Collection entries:

━━━━━━━━

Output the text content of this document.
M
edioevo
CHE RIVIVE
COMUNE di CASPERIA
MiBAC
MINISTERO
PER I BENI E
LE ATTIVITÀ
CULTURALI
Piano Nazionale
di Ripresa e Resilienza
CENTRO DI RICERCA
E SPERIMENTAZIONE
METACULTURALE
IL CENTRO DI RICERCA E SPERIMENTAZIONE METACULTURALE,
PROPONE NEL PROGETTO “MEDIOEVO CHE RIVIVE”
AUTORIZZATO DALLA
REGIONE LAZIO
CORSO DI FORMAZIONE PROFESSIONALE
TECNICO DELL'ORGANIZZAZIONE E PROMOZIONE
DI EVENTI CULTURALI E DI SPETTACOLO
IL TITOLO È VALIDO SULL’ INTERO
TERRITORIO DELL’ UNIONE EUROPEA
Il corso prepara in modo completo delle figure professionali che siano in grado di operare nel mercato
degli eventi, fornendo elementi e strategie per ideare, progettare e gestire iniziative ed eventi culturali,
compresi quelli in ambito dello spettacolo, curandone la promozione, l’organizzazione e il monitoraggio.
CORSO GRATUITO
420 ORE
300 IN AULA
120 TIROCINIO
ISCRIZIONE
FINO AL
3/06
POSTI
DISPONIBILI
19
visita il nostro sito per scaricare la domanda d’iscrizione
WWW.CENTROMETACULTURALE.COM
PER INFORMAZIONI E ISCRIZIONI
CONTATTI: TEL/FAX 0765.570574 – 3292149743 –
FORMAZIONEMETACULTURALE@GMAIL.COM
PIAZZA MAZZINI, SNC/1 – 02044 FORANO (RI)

━━━━━━━━

Task description: Write out every record verbatim.

Expected answer:
Output the text content of this document.
M
edioevo
CHE RIVIVE
COMUNE di CASPERIA
MiBAC
MINISTERO
PER I BENI E
LE ATTIVITÀ
CULTURALI
Piano Nazionale
di Ripresa e Resilienza
CENTRO DI RICERCA
E SPERIMENTAZIONE
METACULTURALE
IL CENTRO DI RICERCA E SPERIMENTAZIONE METACULTURALE,
PROPONE NEL PROGETTO “MEDIOEVO CHE RIVIVE”
AUTORIZZATO DALLA
REGIONE LAZIO
CORSO DI FORMAZIONE PROFESSIONALE
TECNICO DELL'ORGANIZZAZIONE E PROMOZIONE
DI EVENTI CULTURALI E DI SPETTACOLO
IL TITOLO È VALIDO SULL’ INTERO
TERRITORIO DELL’ UNIONE EUROPEA
Il corso prepara in modo completo delle figure professionali che siano in grado di operare nel mercato
degli eventi, fornendo elementi e strategie per ideare, progettare e gestire iniziative ed eventi culturali,
compresi quelli in ambito dello spettacolo, curandone la promozione, l’organizzazione e il monitoraggio.
CORSO GRATUITO
420 ORE
300 IN AULA
120 TIROCINIO
ISCRIZIONE
FINO AL
3/06
POSTI
DISPONIBILI
19
visita il nostro sito per scaricare la domanda d’iscrizione
WWW.CENTROMETACULTURALE.COM
PER INFORMAZIONI E ISCRIZIONI
CONTATTI: TEL/FAX 0765.570574 – 3292149743 –
FORMAZIONEMETACULTURALE@GMAIL.COM
PIAZZA MAZZINI, SNC/1 – 02044 FORANO (RI)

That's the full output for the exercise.